For each line in the data below that holds "Energía", return a copy.

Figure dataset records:
>> start

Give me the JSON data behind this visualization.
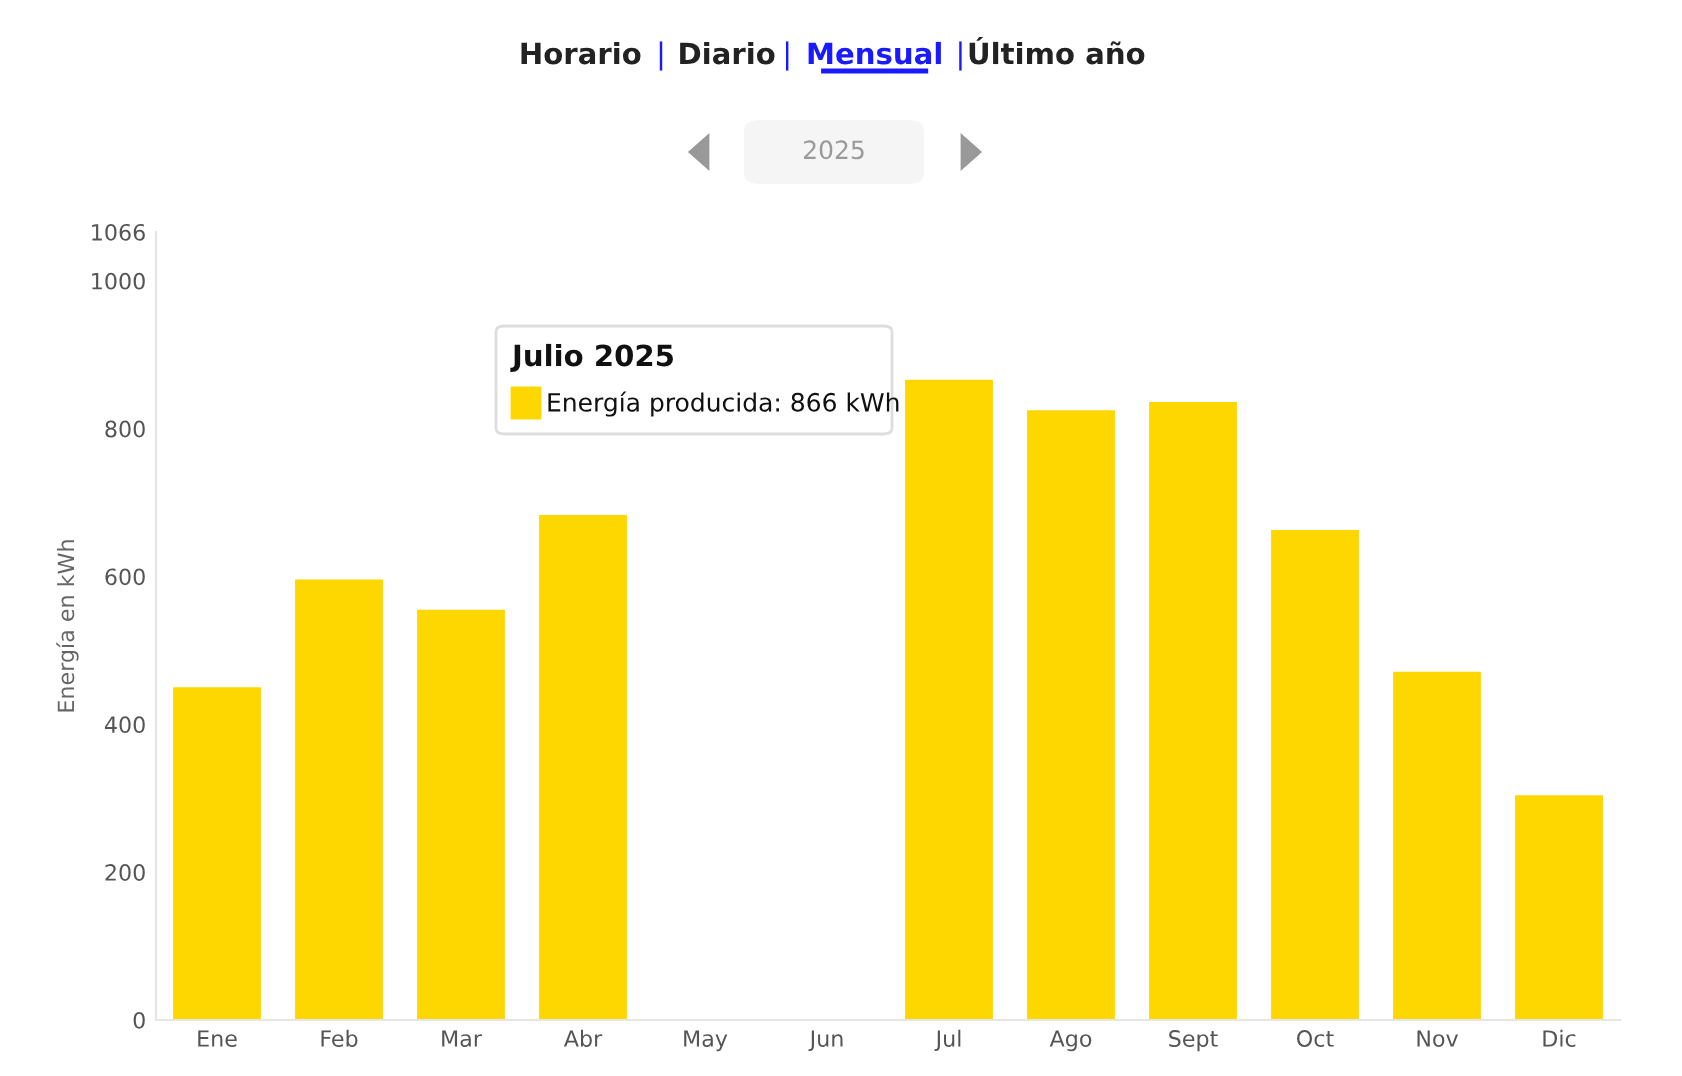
{
  "chart_data": {
    "type": "bar",
    "categories": [
      "Ene",
      "Feb",
      "Mar",
      "Abr",
      "May",
      "Jun",
      "Jul",
      "Ago",
      "Sept",
      "Oct",
      "Nov",
      "Dic"
    ],
    "values": [
      450,
      596,
      555,
      683,
      null,
      null,
      866,
      825,
      836,
      663,
      471,
      304
    ],
    "color": "#ffd700",
    "ylabel": "Energía en kWh",
    "ylim": [
      0,
      1066
    ],
    "yticks": [
      0,
      200,
      400,
      600,
      800,
      1000,
      1066
    ],
    "grid": false,
    "annotations": [
      "Horario",
      "|",
      "Diario",
      "|",
      "Mensual",
      "|",
      "Último año",
      "2025",
      "Julio 2025",
      "Energía producida: 866 kWh"
    ]
  }
}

>> end

▸ Solution to the exercise
    "ylabel": "Energía en kWh",
      "Energía producida: 866 kWh"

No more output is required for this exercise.